#### What needs to be done:
Extract every line that contains the string "turbli".

[Start Material supplied]

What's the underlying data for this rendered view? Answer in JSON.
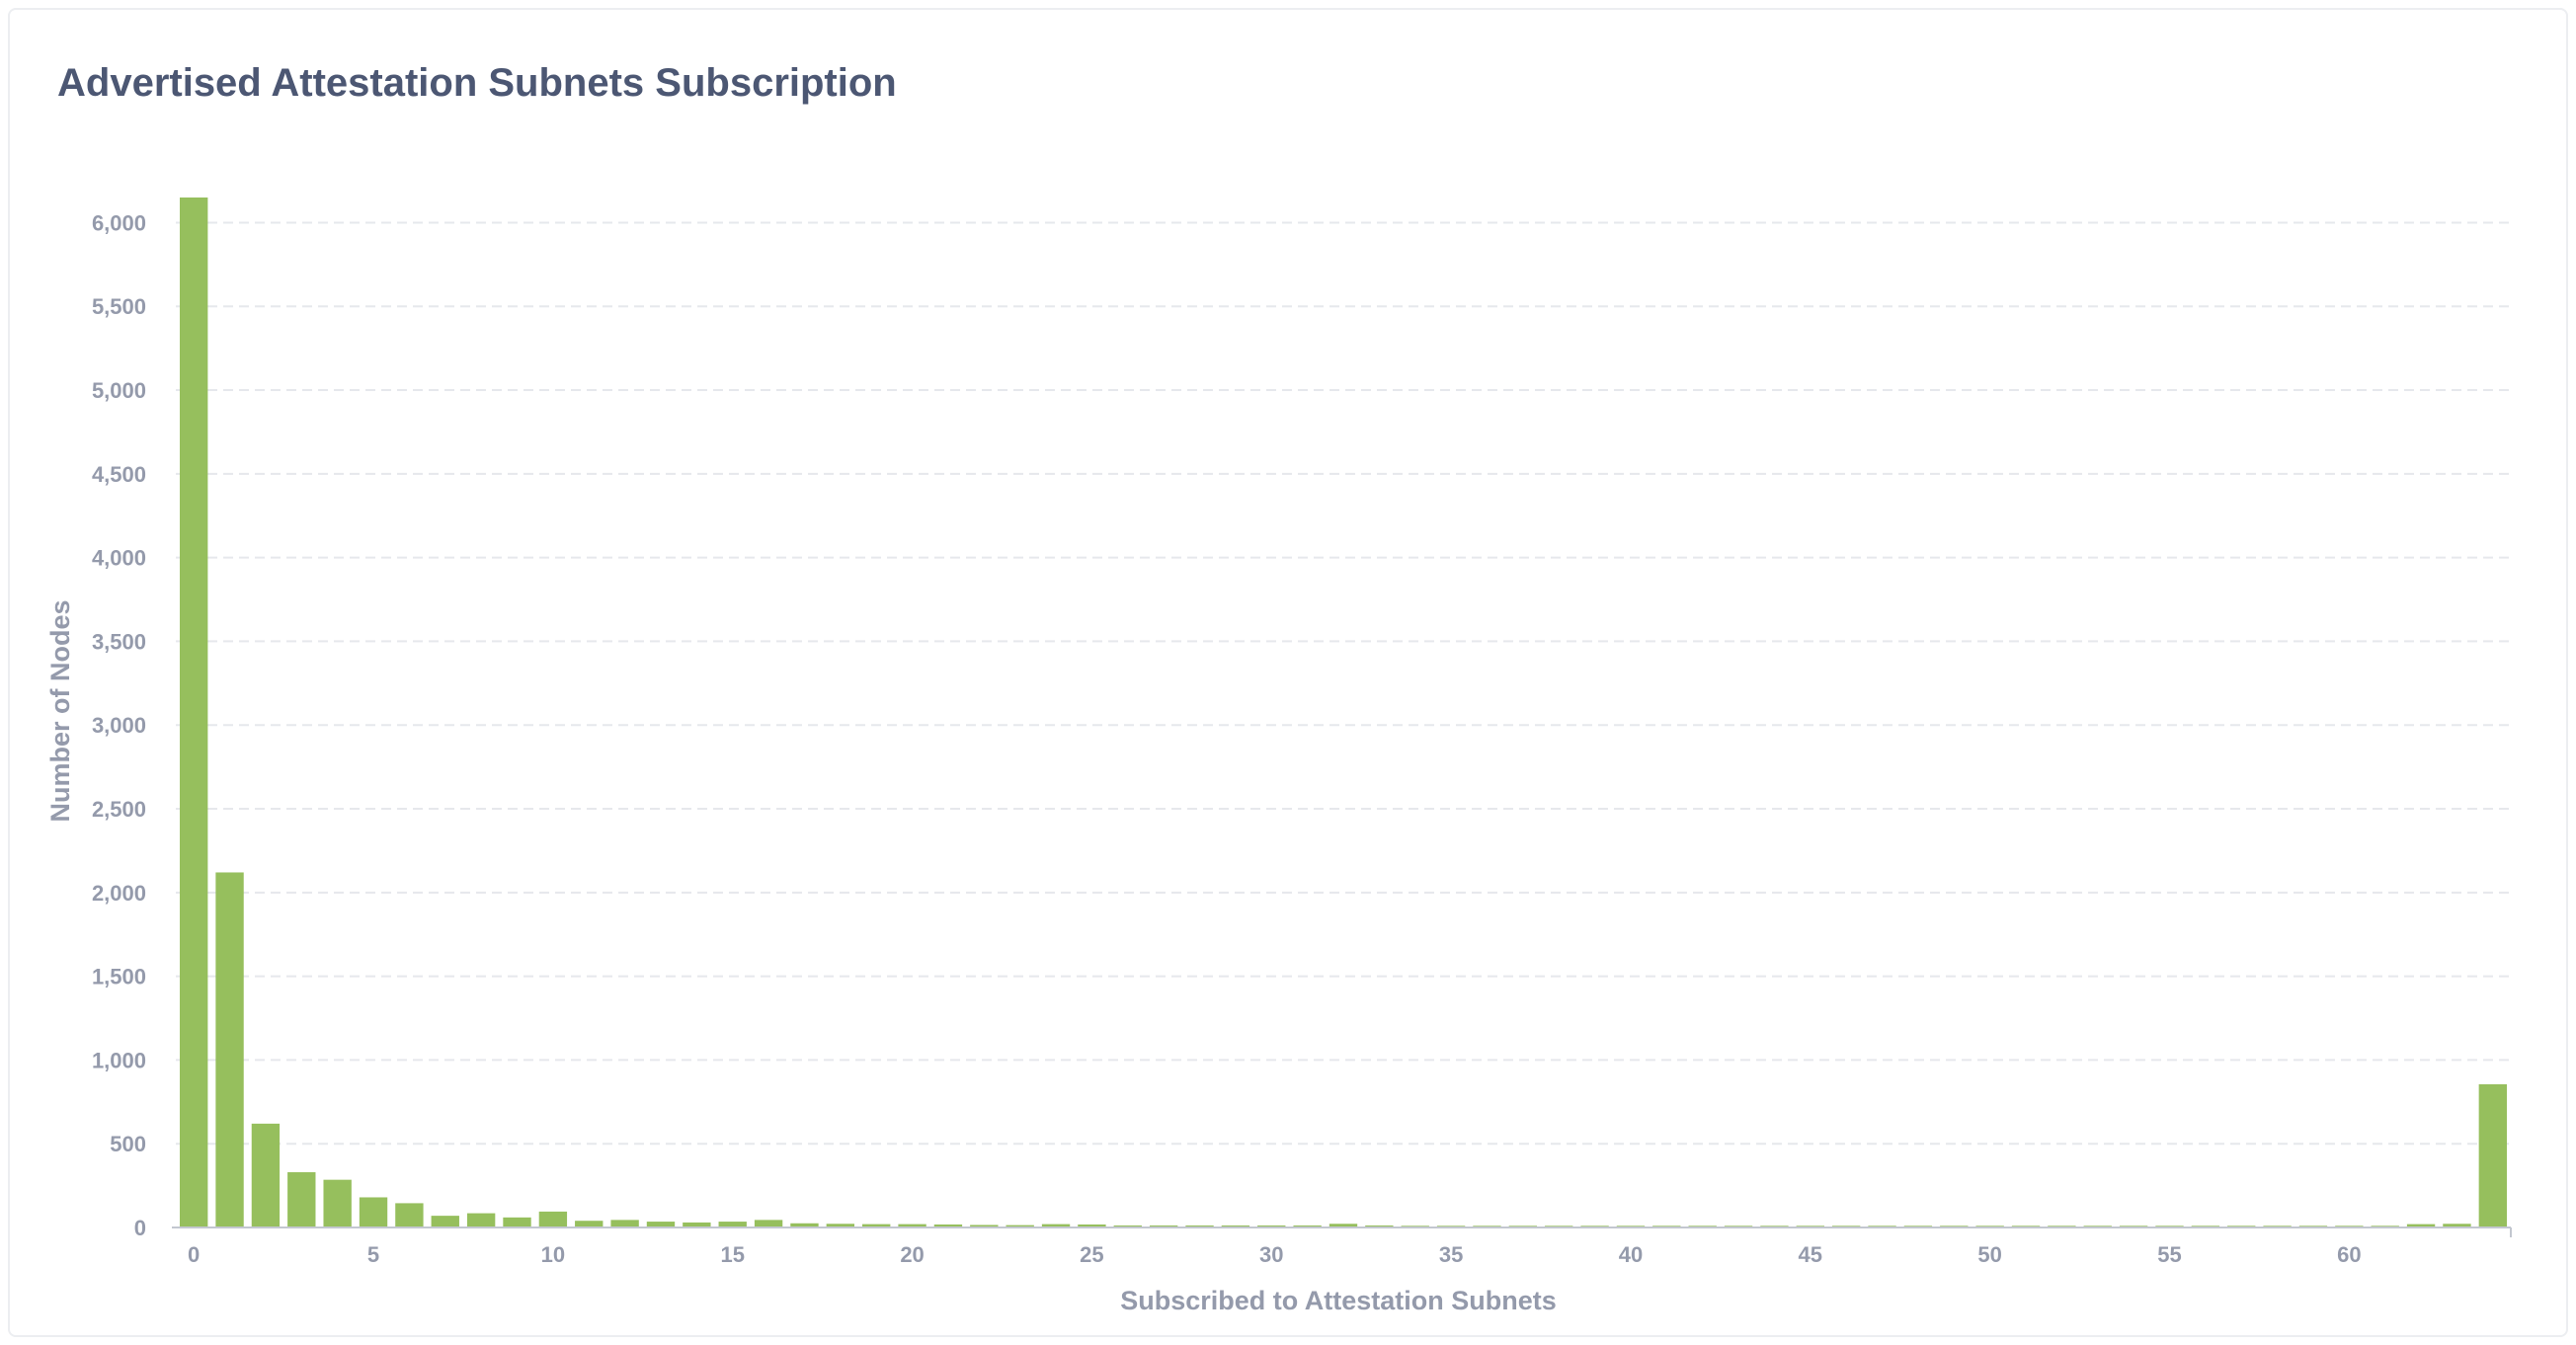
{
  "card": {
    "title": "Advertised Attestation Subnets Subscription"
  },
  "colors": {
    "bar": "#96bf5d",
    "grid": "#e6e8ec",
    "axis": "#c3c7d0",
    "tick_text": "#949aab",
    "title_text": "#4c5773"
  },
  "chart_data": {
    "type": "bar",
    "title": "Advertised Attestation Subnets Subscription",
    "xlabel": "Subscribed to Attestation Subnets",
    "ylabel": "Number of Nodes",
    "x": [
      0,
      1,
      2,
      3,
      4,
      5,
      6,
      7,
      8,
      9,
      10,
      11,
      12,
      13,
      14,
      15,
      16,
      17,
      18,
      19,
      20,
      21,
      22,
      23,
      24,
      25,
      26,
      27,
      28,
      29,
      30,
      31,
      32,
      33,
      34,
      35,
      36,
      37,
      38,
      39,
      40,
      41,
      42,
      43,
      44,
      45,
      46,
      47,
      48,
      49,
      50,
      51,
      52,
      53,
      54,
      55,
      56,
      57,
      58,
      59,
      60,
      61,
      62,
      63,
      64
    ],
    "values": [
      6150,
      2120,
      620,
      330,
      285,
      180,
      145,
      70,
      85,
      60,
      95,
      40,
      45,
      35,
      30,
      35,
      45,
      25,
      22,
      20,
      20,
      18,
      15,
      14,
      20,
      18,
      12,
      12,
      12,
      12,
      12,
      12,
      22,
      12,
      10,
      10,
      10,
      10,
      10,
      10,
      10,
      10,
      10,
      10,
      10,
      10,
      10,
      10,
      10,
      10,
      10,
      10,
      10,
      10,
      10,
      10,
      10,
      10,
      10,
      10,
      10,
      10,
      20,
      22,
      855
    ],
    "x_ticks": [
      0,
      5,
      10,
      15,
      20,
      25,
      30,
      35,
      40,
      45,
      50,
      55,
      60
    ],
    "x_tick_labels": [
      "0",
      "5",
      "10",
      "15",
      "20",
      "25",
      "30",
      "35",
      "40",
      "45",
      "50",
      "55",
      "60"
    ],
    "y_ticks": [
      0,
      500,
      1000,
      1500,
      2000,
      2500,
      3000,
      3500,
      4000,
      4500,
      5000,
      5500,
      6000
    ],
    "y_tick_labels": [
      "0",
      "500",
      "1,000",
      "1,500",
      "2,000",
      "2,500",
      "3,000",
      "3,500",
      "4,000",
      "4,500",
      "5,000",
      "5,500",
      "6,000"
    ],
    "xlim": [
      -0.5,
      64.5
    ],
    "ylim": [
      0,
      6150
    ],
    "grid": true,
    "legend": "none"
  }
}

[End Material supplied]
[Start Material supplied]

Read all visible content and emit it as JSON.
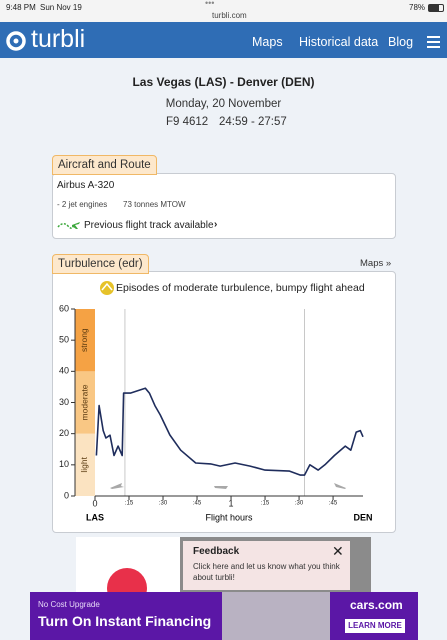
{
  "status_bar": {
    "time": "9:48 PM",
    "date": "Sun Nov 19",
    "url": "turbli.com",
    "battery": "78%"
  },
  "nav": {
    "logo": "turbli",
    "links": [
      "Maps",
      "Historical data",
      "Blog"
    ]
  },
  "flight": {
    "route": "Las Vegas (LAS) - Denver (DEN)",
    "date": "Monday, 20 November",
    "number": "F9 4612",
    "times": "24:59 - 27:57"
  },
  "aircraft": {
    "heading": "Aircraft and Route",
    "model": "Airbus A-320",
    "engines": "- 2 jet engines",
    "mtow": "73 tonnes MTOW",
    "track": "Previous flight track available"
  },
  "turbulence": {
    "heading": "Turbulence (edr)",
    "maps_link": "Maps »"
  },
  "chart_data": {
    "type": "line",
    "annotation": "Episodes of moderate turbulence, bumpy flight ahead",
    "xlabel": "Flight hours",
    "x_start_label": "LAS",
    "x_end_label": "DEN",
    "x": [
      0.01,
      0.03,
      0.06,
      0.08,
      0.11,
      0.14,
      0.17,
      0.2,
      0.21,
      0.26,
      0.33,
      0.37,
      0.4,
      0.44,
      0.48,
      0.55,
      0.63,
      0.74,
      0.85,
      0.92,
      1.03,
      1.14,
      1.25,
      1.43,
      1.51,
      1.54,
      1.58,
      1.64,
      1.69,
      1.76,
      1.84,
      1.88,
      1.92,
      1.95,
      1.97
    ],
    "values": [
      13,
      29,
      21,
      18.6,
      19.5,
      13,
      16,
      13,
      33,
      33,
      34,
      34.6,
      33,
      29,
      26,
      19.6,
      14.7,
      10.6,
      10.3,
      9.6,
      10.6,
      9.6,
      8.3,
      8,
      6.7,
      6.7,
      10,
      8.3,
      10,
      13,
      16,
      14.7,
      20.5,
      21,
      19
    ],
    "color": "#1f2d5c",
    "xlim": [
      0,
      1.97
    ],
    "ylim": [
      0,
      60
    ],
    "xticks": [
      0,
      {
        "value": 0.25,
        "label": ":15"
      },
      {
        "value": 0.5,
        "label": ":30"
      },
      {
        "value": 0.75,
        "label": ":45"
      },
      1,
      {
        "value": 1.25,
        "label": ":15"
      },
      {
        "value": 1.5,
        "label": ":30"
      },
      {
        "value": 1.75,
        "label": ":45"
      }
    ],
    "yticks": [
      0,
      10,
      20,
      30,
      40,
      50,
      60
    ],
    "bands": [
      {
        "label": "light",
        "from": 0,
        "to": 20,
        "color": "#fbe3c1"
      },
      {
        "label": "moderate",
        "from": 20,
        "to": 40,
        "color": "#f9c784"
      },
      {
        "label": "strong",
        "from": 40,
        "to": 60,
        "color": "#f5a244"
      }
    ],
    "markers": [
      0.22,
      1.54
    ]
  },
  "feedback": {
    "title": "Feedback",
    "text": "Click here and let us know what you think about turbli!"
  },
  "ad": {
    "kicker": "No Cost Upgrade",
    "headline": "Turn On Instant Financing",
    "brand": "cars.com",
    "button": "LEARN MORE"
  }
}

[End Material supplied]

#### Task result:
    "url": "turbli.com",
    "logo": "turbli",
    "text": "Click here and let us know what you think about turbli!"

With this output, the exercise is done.